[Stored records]

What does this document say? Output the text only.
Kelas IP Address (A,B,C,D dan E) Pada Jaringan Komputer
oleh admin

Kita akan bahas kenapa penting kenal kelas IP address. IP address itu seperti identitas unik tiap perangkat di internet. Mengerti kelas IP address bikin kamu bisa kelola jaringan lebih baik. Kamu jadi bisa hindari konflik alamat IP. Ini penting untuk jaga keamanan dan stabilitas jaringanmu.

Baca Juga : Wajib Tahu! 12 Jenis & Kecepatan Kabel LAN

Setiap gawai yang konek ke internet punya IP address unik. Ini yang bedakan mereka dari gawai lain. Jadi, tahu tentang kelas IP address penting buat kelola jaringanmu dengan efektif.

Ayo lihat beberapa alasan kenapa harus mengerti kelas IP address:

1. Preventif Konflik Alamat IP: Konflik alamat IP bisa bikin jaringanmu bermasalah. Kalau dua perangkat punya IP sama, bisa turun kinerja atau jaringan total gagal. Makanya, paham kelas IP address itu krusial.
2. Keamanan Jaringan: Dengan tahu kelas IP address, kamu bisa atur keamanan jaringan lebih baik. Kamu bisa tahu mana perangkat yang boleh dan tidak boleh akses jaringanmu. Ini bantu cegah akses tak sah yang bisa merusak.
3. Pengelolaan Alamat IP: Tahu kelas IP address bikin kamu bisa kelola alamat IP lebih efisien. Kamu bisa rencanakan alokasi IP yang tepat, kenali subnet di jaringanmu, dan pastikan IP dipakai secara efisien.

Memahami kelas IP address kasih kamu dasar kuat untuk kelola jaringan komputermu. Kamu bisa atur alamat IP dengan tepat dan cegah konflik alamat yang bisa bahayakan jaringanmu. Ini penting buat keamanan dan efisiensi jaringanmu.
==
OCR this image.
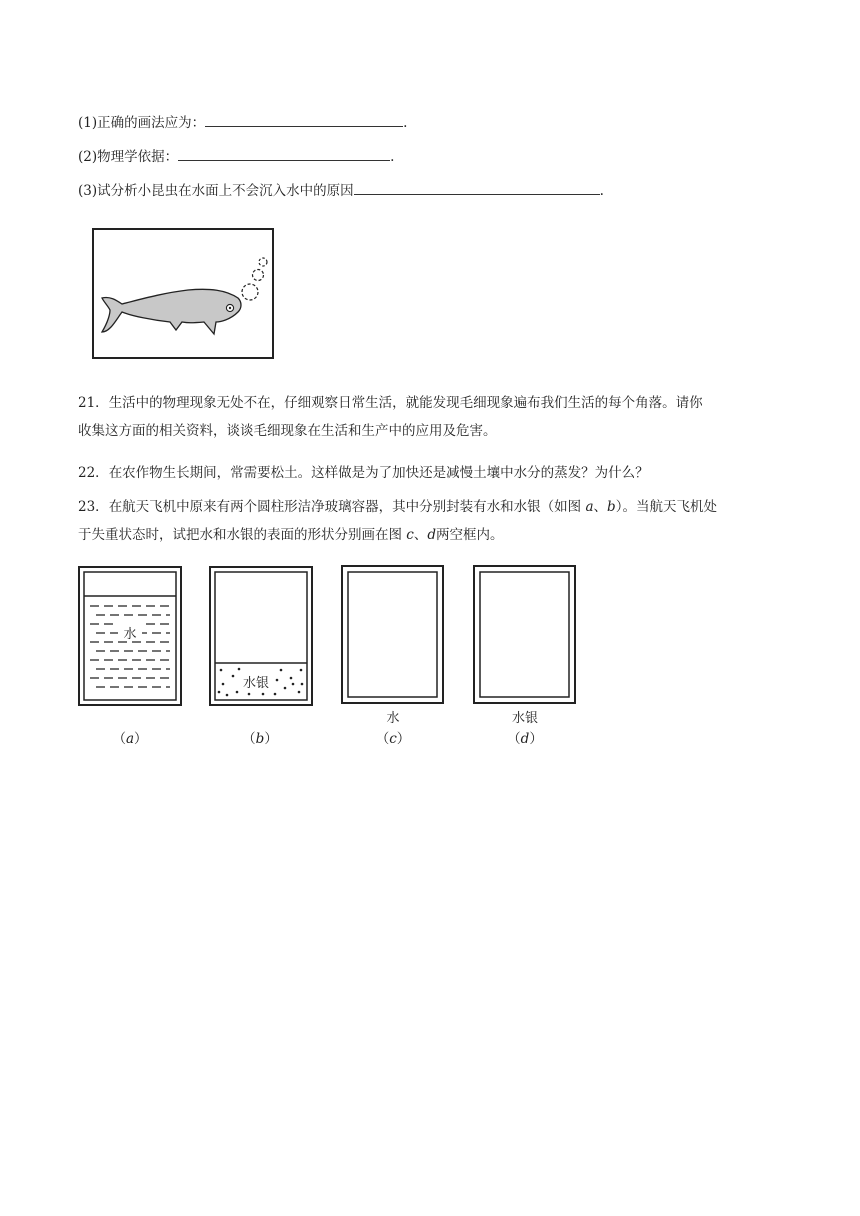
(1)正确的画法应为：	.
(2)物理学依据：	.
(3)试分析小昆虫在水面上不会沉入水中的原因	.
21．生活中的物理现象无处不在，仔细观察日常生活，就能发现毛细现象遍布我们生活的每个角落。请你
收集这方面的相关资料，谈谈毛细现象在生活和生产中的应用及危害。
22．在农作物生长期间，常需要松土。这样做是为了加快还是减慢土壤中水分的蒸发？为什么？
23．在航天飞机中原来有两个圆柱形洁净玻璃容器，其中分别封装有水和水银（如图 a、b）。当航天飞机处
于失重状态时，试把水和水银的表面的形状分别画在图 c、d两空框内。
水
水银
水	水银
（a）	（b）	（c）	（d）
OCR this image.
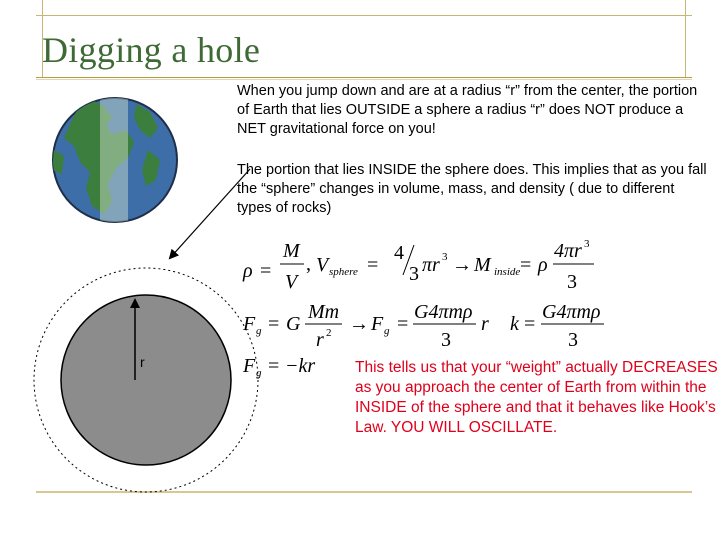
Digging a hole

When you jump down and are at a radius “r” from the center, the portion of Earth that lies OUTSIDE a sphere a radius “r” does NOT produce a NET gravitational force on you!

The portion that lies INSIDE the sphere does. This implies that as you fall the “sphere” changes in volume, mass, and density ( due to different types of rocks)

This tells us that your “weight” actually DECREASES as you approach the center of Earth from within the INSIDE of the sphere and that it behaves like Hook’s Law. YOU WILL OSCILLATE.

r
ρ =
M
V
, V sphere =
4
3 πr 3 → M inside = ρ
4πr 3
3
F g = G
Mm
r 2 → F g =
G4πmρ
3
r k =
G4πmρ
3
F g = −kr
* * *
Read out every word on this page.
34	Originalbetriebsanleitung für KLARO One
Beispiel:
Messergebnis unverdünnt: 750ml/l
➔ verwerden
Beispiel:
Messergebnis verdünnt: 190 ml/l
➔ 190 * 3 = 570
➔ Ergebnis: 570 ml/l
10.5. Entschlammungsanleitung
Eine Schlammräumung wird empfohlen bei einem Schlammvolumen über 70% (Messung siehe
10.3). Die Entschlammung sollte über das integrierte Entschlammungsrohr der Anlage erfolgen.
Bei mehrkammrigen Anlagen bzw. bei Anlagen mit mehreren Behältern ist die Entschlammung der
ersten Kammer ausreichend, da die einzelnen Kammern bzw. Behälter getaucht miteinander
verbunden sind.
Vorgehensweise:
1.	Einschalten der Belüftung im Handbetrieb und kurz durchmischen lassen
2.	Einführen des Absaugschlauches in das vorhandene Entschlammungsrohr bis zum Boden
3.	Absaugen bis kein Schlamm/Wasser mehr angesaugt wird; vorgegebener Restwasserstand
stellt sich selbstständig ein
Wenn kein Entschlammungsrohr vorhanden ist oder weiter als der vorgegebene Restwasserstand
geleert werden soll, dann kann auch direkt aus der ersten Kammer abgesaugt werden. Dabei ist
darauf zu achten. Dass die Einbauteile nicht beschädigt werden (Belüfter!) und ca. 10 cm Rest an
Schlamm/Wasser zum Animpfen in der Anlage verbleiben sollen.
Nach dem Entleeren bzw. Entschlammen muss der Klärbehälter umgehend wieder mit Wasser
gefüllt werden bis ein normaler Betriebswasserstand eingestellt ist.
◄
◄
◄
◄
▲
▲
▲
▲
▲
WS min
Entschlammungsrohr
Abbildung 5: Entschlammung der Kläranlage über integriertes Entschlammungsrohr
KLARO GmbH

Task to carry out — Pick every line with "ersten" in it and copy it.

Result of this exercise —
ersten Kammer ausreichend, da die einzelnen Kammern bzw. Behälter getaucht miteinander
geleert werden soll, dann kann auch direkt aus der ersten Kammer abgesaugt werden. Dabei ist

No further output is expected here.